Rows from a figure dataset.
========================================

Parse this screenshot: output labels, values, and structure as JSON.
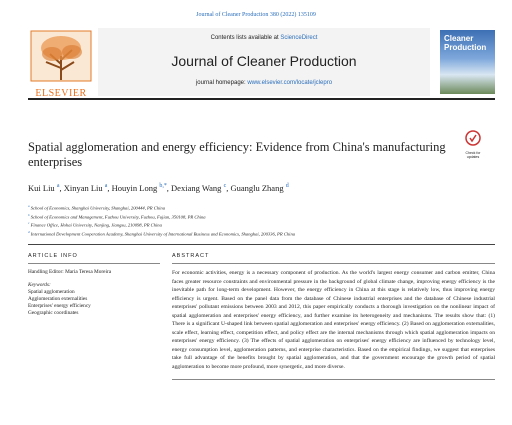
{
  "header": {
    "citation": "Journal of Cleaner Production 380 (2022) 135109",
    "contents_prefix": "Contents lists available at",
    "contents_link": "ScienceDirect",
    "journal_title": "Journal of Cleaner Production",
    "homepage_prefix": "journal homepage:",
    "homepage_link": "www.elsevier.com/locate/jclepro",
    "publisher": "ELSEVIER",
    "cover_title": "Cleaner Production",
    "badge": "Check for updates"
  },
  "article": {
    "title": "Spatial agglomeration and energy efficiency: Evidence from China's manufacturing enterprises",
    "authors": [
      {
        "name": "Kui Liu",
        "sup": "a"
      },
      {
        "name": "Xinyan Liu",
        "sup": "a"
      },
      {
        "name": "Houyin Long",
        "sup": "b,*"
      },
      {
        "name": "Dexiang Wang",
        "sup": "c"
      },
      {
        "name": "Guanglu Zhang",
        "sup": "d"
      }
    ],
    "affiliations": [
      {
        "sup": "a",
        "text": "School of Economics, Shanghai University, Shanghai, 200444, PR China"
      },
      {
        "sup": "b",
        "text": "School of Economics and Management, Fuzhou University, Fuzhou, Fujian, 350108, PR China"
      },
      {
        "sup": "c",
        "text": "Finance Office, Hohai University, Nanjing, Jiangsu, 210098, PR China"
      },
      {
        "sup": "d",
        "text": "International Development Cooperation Academy, Shanghai University of International Business and Economics, Shanghai, 200336, PR China"
      }
    ]
  },
  "article_info": {
    "heading": "ARTICLE INFO",
    "editor": "Handling Editor: Maria Teresa Moreira",
    "keywords_label": "Keywords:",
    "keywords": [
      "Spatial agglomeration",
      "Agglomeration externalities",
      "Enterprises' energy efficiency",
      "Geographic coordinates"
    ]
  },
  "abstract": {
    "heading": "ABSTRACT",
    "text": "For economic activities, energy is a necessary component of production. As the world's largest energy consumer and carbon emitter, China faces greater resource constraints and environmental pressure in the background of global climate change, improving energy efficiency is the inevitable path for long-term development. However, the energy efficiency in China at this stage is relatively low, thus improving energy efficiency is urgent. Based on the panel data from the database of Chinese industrial enterprises and the database of Chinese industrial enterprises' pollutant emissions between 2003 and 2012, this paper empirically conducts a thorough investigation on the nonlinear impact of spatial agglomeration and enterprises' energy efficiency, and further examine its heterogeneity and mechanisms. The results show that: (1) There is a significant U-shaped link between spatial agglomeration and enterprises' energy efficiency. (2) Based on agglomeration externalities, scale effect, learning effect, competition effect, and policy effect are the internal mechanisms through which spatial agglomeration impacts on enterprises' energy efficiency. (3) The effects of spatial agglomeration on enterprises' energy efficiency are influenced by technology level, energy consumption level, agglomeration patterns, and enterprise characteristics. Based on the empirical findings, we suggest that enterprises take full advantage of the benefits brought by spatial agglomeration, and that the government encourage the growth period of spatial agglomeration to become more profound, more synergetic, and more diverse."
  }
}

========================================

WHAT THE TASK ASKS.
Figure out how many lines of the data above include "externalities", then give the number and nothing more.

REPLY TO THE EXERCISE.
2